[Entries from a dataset]
________

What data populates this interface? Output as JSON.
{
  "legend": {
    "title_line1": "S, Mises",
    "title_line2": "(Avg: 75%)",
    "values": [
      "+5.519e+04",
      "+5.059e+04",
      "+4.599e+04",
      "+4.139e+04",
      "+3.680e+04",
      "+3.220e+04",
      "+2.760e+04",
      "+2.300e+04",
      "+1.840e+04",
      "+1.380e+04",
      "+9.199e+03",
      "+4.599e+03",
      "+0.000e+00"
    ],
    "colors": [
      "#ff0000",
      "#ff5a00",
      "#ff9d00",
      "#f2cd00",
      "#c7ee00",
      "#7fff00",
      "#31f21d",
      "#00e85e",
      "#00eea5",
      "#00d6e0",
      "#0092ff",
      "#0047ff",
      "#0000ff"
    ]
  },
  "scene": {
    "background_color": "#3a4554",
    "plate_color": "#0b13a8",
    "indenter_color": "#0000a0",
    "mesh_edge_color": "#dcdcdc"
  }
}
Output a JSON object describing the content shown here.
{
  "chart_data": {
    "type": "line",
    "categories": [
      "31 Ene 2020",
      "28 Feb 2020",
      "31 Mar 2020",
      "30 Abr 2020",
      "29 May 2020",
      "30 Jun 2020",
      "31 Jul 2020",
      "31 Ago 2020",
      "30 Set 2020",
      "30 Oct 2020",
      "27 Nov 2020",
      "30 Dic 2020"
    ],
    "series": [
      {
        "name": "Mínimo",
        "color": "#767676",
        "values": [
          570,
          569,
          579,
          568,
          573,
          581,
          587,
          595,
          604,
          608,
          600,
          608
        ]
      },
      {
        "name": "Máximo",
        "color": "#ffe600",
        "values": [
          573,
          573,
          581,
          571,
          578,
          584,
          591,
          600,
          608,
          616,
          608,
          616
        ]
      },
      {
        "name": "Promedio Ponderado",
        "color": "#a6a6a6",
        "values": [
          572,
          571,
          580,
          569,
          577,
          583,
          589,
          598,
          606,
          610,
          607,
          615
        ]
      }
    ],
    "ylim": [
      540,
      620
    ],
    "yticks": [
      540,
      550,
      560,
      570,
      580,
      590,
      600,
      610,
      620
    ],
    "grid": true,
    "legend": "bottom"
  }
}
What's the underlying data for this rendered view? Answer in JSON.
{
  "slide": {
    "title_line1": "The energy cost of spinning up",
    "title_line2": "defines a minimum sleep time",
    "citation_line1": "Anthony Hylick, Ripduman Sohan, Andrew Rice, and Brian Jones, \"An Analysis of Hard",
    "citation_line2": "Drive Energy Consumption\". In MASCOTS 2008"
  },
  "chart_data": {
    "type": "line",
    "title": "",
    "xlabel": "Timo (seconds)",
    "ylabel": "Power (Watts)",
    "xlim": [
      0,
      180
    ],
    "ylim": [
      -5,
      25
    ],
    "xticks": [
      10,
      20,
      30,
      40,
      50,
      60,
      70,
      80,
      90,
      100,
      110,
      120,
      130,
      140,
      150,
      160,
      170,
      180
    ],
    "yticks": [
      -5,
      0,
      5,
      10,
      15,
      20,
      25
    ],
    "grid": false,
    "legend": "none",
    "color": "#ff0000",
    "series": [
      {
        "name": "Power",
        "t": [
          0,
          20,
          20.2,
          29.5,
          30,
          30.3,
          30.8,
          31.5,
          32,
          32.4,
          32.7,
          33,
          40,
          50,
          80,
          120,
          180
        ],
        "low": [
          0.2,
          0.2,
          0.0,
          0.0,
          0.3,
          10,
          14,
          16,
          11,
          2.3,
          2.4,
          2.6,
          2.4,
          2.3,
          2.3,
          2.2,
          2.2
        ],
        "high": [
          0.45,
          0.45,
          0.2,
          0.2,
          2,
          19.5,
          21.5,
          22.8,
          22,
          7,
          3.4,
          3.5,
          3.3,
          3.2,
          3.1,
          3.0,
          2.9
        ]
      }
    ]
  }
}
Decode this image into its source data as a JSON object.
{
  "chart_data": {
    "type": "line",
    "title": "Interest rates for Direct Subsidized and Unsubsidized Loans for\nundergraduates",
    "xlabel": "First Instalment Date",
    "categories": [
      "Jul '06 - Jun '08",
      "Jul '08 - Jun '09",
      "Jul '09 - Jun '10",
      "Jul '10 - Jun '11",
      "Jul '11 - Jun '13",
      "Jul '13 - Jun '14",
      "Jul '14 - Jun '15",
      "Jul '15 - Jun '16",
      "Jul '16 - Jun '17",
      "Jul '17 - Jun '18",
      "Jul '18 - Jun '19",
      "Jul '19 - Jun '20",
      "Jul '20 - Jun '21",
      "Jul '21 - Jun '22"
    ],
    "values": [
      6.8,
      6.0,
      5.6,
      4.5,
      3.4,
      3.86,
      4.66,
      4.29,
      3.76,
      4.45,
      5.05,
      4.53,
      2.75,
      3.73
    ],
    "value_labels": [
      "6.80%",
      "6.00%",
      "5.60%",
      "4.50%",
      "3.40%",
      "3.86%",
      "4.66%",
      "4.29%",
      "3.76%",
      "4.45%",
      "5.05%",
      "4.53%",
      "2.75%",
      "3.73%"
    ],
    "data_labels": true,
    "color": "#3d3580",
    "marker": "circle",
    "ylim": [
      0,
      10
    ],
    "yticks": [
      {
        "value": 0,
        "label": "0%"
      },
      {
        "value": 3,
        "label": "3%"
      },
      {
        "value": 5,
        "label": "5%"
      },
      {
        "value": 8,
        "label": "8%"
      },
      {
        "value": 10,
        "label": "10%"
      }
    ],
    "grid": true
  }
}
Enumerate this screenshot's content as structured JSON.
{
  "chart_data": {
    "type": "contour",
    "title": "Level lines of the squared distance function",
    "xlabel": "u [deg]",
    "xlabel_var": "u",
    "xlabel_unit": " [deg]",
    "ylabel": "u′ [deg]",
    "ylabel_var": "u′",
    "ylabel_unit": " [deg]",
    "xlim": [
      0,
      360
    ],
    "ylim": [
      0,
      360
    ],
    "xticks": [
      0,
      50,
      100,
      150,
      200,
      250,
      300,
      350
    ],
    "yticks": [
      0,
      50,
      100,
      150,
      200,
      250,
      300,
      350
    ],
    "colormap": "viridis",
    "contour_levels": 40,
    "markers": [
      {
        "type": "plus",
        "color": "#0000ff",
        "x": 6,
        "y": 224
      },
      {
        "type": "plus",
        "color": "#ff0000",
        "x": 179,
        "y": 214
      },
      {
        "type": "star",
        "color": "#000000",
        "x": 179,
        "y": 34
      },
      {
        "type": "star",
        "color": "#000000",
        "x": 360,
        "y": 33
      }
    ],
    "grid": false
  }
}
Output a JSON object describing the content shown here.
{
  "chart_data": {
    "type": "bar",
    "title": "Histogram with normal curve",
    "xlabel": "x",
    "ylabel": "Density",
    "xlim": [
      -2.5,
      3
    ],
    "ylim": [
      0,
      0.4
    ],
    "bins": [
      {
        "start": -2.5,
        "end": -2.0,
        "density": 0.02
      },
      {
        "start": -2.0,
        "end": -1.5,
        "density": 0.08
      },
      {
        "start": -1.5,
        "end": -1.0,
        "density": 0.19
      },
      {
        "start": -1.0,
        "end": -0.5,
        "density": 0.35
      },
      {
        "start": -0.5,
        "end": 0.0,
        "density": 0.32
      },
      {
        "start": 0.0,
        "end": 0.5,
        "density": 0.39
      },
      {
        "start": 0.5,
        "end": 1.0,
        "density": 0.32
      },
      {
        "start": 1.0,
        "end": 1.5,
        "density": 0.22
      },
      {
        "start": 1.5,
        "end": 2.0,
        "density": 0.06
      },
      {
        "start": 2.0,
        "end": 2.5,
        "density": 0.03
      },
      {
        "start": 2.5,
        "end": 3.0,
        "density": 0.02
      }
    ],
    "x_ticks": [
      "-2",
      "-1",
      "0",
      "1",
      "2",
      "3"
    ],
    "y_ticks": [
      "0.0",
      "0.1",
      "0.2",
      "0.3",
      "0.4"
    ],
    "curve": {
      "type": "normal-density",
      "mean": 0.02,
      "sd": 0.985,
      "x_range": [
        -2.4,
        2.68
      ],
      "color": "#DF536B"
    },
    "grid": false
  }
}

________

◆ Goal
Copy each line above that contains the string "this".

◆ Exercise solution
What data populates this interface? Output as JSON.
What's the underlying data for this rendered view? Answer in JSON.
Decode this image into its source data as a JSON object.
Enumerate this screenshot's content as structured JSON.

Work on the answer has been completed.